Below are records. Copy every line with "been" in it.

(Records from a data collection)
==============================
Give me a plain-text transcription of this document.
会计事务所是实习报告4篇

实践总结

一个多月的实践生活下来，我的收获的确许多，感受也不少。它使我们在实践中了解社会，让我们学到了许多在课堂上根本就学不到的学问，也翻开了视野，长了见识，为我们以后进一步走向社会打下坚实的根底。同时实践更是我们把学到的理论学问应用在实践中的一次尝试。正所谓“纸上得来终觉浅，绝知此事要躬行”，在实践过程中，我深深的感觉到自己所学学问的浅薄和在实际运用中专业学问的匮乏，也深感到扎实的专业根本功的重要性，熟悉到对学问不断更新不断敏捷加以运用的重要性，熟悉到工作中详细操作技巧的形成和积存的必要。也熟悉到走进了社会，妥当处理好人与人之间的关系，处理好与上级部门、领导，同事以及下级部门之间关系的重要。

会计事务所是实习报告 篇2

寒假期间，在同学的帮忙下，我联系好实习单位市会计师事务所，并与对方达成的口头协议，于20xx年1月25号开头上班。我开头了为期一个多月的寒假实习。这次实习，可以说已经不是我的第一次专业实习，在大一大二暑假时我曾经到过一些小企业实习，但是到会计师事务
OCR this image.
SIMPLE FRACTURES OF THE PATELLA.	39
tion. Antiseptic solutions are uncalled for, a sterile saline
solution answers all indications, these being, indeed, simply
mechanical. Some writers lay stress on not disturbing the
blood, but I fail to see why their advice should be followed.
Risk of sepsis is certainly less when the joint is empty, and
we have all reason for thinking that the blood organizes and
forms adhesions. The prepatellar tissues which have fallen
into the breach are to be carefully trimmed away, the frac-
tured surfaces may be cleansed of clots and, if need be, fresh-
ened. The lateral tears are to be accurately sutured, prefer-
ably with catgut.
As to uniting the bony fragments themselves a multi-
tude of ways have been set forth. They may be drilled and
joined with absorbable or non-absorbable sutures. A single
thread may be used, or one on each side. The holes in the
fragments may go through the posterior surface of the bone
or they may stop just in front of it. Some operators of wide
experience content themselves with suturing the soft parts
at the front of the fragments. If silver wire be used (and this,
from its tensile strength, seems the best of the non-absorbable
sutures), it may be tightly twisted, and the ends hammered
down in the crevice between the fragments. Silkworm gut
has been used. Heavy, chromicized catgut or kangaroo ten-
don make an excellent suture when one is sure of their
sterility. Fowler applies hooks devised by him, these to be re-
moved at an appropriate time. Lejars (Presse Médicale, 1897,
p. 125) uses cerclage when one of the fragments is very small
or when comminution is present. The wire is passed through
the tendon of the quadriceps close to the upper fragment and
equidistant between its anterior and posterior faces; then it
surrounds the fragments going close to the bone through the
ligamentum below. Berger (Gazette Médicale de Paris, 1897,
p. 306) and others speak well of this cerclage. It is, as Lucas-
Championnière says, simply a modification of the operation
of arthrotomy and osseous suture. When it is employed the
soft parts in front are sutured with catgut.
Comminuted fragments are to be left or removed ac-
==============================
_THE RESULT_
tude of ways have been set forth. They may be drilled and
has been used. Heavy, chromicized catgut or kangaroo ten-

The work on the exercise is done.